## [What is being asked]
Find the string "true" in the data, then copy every line where it is found.

## [Records for the exercise]

§

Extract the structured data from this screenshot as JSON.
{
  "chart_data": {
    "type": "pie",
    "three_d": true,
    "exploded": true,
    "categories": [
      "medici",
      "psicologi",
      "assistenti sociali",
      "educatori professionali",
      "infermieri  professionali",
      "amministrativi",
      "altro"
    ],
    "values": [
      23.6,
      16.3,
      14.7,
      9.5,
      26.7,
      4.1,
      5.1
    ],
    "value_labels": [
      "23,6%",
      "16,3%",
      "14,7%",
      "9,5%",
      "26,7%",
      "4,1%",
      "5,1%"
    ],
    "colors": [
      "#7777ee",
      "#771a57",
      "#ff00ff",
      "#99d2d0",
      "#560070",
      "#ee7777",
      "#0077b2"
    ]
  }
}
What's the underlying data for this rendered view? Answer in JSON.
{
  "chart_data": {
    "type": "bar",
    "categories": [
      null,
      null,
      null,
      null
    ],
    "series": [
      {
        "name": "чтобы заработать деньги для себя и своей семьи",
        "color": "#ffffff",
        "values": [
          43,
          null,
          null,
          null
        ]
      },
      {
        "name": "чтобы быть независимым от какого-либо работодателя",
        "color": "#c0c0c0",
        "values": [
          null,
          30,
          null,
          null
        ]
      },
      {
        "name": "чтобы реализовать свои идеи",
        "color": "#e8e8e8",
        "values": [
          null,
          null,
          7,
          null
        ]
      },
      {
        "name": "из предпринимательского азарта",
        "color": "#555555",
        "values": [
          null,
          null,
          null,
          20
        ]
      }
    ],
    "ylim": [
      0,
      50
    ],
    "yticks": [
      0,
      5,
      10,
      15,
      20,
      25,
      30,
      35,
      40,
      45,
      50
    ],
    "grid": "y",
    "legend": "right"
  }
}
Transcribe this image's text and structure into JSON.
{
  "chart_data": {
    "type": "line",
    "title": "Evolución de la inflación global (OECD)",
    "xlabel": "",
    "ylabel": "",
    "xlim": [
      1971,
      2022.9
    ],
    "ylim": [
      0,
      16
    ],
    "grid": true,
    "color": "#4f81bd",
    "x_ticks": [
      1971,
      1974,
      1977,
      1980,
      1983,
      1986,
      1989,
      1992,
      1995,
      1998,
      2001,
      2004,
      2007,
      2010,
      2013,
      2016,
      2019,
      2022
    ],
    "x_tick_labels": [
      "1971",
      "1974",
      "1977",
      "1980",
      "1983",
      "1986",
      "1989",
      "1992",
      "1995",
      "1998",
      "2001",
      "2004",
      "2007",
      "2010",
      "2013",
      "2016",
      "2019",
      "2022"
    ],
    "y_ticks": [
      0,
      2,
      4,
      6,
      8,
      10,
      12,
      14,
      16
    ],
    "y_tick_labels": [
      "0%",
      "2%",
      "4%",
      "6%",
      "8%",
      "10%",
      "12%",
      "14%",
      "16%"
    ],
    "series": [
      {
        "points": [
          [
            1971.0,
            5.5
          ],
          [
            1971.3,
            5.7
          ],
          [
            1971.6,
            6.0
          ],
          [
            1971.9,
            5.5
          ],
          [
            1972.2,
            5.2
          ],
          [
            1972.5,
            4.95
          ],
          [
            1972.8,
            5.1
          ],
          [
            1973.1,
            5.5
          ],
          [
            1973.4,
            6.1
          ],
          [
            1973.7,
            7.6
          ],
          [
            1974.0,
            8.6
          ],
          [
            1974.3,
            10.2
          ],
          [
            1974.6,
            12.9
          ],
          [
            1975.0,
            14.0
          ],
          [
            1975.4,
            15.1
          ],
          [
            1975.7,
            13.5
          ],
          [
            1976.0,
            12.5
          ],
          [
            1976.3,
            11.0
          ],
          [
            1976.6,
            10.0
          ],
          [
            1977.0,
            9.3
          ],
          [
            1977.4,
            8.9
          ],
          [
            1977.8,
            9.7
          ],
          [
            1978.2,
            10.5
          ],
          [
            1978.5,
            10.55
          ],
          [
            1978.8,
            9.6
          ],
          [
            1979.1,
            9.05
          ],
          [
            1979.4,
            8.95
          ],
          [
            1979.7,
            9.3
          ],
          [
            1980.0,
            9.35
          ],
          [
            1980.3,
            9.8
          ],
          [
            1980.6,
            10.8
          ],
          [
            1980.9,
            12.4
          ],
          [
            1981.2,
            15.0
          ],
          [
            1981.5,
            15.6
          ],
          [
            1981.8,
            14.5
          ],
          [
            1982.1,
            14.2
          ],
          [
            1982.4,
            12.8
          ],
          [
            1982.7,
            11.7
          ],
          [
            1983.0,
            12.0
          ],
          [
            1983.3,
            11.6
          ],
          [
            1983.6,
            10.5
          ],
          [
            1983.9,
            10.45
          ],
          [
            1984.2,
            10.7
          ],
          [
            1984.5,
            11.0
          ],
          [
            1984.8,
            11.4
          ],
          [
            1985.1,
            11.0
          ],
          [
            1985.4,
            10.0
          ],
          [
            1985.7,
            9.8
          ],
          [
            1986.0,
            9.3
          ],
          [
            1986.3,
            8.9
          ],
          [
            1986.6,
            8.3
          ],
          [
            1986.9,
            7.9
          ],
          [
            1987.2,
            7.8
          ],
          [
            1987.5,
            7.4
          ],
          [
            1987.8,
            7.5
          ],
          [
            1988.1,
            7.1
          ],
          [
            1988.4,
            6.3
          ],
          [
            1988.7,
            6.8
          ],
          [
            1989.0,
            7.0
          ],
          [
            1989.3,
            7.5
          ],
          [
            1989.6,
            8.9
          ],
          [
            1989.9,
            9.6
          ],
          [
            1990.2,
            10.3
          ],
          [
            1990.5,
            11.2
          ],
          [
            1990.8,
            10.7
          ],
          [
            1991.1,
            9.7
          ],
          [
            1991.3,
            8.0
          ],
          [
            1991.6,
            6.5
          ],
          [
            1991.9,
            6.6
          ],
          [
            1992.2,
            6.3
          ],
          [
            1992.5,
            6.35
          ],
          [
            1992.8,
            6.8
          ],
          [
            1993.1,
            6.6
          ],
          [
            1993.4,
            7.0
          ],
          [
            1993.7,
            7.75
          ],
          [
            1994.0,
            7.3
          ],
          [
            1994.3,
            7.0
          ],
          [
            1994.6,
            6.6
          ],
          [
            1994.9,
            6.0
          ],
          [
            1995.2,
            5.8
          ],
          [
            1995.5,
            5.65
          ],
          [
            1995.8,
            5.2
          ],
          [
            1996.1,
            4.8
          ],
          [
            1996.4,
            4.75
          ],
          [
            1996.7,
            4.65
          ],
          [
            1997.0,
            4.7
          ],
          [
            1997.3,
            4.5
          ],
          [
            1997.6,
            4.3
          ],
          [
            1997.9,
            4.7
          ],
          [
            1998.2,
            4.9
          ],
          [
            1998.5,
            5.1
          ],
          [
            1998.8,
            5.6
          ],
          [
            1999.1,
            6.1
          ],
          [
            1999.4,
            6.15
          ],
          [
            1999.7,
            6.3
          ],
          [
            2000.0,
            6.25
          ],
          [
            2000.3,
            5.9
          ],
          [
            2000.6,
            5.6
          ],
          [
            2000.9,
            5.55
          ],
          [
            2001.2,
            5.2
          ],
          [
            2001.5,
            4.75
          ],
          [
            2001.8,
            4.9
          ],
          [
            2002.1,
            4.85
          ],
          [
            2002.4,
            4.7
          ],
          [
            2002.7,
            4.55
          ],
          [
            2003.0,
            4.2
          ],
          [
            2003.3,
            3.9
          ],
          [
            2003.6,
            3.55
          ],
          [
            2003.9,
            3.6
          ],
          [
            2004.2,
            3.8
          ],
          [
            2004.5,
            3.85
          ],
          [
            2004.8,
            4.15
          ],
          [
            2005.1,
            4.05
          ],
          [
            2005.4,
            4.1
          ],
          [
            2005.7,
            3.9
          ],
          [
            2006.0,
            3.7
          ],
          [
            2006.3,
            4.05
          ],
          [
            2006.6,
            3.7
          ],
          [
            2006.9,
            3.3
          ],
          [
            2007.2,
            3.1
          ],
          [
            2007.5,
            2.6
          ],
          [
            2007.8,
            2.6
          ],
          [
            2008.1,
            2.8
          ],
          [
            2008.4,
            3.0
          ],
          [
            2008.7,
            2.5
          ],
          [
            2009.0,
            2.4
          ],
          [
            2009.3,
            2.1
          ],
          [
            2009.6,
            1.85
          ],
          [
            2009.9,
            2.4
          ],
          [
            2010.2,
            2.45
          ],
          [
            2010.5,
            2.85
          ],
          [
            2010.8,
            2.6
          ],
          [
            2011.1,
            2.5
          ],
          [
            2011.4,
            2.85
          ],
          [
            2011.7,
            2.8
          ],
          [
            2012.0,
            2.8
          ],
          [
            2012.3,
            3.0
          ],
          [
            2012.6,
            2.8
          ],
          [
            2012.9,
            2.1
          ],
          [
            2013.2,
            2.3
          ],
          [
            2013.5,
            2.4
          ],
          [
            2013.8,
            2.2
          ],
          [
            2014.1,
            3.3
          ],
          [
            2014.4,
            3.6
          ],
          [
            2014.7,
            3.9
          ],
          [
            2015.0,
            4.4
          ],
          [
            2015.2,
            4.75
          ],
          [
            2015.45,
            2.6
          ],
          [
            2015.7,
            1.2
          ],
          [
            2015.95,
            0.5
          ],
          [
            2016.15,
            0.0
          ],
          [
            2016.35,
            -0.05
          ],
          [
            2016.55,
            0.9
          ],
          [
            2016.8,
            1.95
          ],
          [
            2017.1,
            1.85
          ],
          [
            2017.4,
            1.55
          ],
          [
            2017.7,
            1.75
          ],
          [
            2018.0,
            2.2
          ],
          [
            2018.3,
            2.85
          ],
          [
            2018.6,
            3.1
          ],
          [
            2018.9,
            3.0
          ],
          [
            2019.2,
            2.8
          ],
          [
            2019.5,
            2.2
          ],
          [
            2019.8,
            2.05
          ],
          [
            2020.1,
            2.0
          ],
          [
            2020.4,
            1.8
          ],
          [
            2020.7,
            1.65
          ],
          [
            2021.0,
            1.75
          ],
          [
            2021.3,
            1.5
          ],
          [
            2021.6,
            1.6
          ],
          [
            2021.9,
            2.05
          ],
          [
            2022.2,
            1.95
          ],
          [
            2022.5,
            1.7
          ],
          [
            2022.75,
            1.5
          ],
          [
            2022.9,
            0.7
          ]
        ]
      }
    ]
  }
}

§

## [Solution for this problem]
    "three_d": true,
    "exploded": true,
    "grid": true,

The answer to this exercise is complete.